Write out the entries below once more, exactly, with the pictures left out.

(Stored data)
-- Begin --
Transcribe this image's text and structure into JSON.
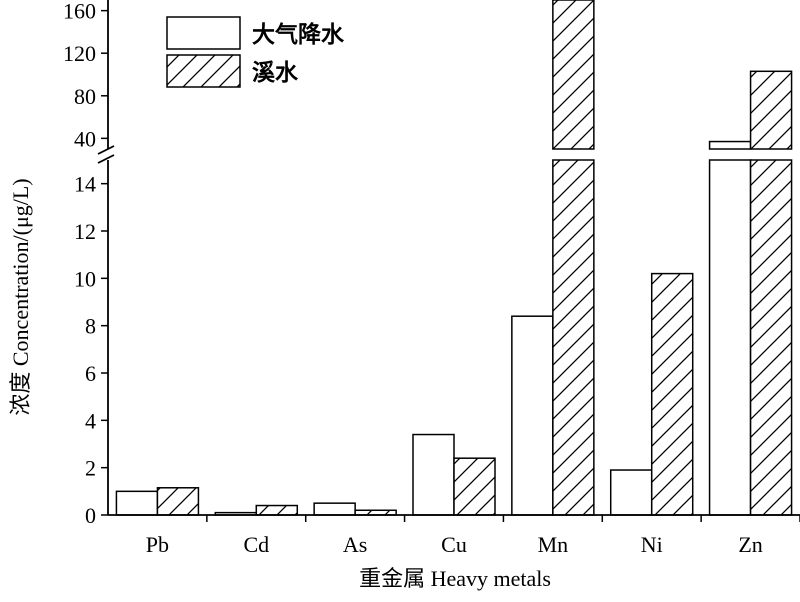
{
  "chart_data": {
    "type": "bar",
    "xlabel": "重金属 Heavy metals",
    "ylabel": "浓度 Concentration/(μg/L)",
    "categories": [
      "Pb",
      "Cd",
      "As",
      "Cu",
      "Mn",
      "Ni",
      "Zn"
    ],
    "series": [
      {
        "name": "大气降水",
        "values": [
          1.0,
          0.1,
          0.5,
          3.4,
          8.4,
          1.9,
          37
        ],
        "fill": "#ffffff",
        "pattern": "none"
      },
      {
        "name": "溪水",
        "values": [
          1.15,
          0.4,
          0.2,
          2.4,
          174,
          10.2,
          103
        ],
        "fill": "#ffffff",
        "pattern": "diagonal-hatch"
      }
    ],
    "y_axis_break": {
      "lower_range": [
        0,
        15
      ],
      "upper_range": [
        30,
        170
      ]
    },
    "lower_ticks": [
      0,
      2,
      4,
      6,
      8,
      10,
      12,
      14
    ],
    "upper_ticks": [
      40,
      80,
      120,
      160
    ],
    "legend_position": "top-left",
    "grid": false,
    "colors": {
      "axis": "#000000",
      "bar_stroke": "#000000",
      "bar_fill": "#ffffff",
      "hatch": "#000000"
    }
  }
}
-- End --
## Exercise answer
Transcribe this image's text and structure into JSON.
{
  "chart_data": {
    "type": "bar",
    "xlabel": "重金属 Heavy metals",
    "ylabel": "浓度 Concentration/(μg/L)",
    "categories": [
      "Pb",
      "Cd",
      "As",
      "Cu",
      "Mn",
      "Ni",
      "Zn"
    ],
    "series": [
      {
        "name": "大气降水",
        "values": [
          1.0,
          0.1,
          0.5,
          3.4,
          8.4,
          1.9,
          37
        ],
        "fill": "#ffffff",
        "pattern": "none"
      },
      {
        "name": "溪水",
        "values": [
          1.15,
          0.4,
          0.2,
          2.4,
          174,
          10.2,
          103
        ],
        "fill": "#ffffff",
        "pattern": "diagonal-hatch"
      }
    ],
    "y_axis_break": {
      "lower_range": [
        0,
        15
      ],
      "upper_range": [
        30,
        170
      ]
    },
    "lower_ticks": [
      0,
      2,
      4,
      6,
      8,
      10,
      12,
      14
    ],
    "upper_ticks": [
      40,
      80,
      120,
      160
    ],
    "legend_position": "top-left",
    "grid": false,
    "colors": {
      "axis": "#000000",
      "bar_stroke": "#000000",
      "bar_fill": "#ffffff",
      "hatch": "#000000"
    }
  }
}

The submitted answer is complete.